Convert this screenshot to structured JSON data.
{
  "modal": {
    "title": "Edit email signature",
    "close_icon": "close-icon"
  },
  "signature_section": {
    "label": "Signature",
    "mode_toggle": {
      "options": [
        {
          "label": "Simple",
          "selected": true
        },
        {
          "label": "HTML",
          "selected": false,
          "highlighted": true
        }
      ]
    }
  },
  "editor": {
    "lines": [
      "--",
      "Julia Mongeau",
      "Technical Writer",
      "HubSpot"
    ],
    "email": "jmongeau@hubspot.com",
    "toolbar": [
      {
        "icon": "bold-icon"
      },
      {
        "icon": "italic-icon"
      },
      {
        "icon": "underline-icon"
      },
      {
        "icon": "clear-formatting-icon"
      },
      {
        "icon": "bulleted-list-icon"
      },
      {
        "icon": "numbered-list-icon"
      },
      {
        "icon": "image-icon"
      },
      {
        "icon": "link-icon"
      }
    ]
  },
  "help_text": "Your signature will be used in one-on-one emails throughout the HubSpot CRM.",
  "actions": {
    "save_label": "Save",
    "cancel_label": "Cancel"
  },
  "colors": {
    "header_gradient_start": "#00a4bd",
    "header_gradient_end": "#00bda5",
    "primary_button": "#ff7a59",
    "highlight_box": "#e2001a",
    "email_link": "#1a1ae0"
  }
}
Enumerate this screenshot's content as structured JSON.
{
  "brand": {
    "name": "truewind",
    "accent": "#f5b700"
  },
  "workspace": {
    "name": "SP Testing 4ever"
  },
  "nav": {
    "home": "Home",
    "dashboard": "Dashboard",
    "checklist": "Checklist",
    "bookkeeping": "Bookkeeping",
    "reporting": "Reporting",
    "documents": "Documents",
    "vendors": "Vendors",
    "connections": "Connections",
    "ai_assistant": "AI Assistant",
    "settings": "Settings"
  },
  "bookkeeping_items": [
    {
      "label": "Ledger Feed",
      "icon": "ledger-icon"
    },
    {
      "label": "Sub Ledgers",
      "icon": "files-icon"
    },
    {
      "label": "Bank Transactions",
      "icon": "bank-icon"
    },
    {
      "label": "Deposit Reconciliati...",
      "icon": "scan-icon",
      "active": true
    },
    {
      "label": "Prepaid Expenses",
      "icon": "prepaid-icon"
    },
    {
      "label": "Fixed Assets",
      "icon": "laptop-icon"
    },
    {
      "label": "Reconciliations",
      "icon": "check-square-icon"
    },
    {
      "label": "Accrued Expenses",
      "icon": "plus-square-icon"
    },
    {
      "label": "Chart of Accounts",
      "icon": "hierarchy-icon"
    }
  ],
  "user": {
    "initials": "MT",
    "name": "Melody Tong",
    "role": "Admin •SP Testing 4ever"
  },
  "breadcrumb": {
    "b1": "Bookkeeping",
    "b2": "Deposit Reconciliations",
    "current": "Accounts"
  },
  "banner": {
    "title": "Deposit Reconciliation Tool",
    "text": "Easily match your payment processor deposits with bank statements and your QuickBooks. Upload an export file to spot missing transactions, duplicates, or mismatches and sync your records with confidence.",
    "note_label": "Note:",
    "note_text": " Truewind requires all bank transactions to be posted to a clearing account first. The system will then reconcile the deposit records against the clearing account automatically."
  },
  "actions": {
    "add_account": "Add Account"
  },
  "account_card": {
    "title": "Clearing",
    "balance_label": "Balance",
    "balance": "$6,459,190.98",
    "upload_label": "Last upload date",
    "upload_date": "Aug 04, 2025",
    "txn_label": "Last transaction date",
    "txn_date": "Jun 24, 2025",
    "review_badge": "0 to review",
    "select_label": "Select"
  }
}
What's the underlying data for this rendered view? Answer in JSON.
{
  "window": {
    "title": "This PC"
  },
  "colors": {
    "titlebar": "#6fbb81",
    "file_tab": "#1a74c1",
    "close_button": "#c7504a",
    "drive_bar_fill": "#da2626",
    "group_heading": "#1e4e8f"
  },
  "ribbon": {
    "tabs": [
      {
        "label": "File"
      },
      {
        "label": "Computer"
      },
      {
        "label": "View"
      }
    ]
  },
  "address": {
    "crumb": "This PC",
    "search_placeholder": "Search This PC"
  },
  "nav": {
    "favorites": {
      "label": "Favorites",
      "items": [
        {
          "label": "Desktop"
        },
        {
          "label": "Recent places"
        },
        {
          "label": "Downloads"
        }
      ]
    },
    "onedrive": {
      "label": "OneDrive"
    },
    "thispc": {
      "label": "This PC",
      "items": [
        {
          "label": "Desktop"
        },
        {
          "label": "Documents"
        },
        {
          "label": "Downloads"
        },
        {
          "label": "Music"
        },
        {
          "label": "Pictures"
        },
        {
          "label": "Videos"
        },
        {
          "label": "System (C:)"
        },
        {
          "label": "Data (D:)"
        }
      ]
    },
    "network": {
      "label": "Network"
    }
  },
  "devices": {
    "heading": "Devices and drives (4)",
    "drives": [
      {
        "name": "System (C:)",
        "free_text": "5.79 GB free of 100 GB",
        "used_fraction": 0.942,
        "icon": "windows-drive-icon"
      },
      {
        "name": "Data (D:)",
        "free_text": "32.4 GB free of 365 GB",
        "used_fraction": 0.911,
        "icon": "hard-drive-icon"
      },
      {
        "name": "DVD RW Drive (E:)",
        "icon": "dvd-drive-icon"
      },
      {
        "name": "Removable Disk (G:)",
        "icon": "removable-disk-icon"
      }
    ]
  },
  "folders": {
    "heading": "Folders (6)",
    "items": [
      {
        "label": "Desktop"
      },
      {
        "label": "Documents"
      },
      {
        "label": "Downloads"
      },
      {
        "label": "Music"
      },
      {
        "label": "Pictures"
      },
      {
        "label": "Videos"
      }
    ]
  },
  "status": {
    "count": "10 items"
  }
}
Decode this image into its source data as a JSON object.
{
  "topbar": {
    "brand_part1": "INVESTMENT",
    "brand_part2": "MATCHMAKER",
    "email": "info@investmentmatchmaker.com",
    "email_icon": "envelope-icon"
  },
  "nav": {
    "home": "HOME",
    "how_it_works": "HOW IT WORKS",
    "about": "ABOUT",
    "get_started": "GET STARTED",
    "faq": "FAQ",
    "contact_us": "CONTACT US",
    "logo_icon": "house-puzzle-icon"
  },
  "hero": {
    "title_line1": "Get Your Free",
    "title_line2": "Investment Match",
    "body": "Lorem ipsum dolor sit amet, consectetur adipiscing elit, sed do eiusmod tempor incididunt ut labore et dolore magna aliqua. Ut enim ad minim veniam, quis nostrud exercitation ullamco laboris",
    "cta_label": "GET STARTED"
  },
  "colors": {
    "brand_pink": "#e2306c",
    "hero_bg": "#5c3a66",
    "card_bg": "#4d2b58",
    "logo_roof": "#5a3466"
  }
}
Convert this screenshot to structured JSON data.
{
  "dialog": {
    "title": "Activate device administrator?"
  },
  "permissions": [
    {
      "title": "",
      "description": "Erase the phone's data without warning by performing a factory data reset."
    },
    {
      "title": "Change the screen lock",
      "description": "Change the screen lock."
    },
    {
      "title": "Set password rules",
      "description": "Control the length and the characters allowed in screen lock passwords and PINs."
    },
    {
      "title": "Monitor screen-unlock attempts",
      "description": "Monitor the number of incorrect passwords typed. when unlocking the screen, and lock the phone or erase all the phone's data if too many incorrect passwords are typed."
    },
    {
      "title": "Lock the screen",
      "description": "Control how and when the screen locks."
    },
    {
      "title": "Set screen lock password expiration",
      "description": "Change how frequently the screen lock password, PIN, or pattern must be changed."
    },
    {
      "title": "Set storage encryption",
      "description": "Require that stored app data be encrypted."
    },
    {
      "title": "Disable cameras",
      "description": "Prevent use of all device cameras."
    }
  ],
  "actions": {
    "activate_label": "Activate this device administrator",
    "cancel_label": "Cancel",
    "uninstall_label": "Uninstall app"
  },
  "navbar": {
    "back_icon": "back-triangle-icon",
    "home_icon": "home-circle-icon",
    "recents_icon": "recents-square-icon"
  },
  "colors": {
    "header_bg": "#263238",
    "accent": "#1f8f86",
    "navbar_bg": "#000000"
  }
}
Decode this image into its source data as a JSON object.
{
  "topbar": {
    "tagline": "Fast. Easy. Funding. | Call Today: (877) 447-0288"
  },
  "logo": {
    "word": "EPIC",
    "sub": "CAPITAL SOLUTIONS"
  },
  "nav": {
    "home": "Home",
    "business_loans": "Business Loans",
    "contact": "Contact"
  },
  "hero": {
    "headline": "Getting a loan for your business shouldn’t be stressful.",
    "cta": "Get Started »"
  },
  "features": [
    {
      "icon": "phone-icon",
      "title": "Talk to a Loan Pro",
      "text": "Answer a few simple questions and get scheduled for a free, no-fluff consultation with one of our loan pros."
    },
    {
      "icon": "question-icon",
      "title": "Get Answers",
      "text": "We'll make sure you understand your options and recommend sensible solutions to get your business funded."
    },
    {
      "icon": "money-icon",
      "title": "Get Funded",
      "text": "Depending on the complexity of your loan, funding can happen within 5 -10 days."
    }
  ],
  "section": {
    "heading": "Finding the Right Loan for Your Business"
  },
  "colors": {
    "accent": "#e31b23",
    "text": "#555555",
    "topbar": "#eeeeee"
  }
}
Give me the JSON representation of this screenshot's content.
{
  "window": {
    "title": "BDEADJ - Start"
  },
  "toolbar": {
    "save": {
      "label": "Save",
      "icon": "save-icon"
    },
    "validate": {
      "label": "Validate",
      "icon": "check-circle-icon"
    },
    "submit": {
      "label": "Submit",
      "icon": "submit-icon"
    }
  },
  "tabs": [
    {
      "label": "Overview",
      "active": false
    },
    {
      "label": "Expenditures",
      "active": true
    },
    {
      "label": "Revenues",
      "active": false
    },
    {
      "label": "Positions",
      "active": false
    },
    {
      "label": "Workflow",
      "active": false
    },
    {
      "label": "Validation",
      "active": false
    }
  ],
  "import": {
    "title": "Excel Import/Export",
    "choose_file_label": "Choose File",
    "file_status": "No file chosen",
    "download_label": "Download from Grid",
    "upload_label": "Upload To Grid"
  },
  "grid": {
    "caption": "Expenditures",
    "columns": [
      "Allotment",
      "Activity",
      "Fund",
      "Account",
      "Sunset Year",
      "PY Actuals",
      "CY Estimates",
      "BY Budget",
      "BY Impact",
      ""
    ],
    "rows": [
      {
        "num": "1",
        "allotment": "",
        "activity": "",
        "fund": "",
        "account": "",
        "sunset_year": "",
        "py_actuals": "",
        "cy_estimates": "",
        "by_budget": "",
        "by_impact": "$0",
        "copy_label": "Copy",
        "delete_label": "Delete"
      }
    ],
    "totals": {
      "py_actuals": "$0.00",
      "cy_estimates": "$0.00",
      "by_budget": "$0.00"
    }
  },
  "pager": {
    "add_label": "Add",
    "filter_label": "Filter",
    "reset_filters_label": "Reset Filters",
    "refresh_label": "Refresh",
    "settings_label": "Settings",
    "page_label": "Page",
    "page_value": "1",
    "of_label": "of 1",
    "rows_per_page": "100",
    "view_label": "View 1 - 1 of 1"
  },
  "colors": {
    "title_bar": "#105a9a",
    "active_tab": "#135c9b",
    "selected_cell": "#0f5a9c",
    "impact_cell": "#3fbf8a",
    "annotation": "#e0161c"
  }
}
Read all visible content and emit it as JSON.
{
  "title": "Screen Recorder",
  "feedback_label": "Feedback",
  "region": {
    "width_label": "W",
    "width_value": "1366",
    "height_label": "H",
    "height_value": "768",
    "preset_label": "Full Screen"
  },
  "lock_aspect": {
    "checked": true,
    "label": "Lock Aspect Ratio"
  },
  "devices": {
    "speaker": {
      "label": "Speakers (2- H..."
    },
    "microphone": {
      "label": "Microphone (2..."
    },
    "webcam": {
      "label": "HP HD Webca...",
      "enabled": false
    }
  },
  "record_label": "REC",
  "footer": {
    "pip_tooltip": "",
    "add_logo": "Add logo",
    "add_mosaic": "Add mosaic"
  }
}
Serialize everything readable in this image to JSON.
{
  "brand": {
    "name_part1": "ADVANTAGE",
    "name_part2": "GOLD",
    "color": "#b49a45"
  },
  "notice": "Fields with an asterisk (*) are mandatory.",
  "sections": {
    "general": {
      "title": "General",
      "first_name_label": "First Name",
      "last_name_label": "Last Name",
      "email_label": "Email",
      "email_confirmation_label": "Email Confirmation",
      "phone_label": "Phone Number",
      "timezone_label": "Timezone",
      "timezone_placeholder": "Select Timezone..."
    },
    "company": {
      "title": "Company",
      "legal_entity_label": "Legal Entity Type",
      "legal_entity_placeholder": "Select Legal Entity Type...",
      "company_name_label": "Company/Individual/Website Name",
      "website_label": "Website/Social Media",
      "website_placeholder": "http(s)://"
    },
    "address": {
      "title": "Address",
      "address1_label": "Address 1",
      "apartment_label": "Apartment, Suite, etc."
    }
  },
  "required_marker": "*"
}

□ □ □ □

**What is expected:** Which lines hold the word "Entity"? Copy every one of them.

**Response to this task:**
      "legal_entity_label": "Legal Entity Type",
      "legal_entity_placeholder": "Select Legal Entity Type...",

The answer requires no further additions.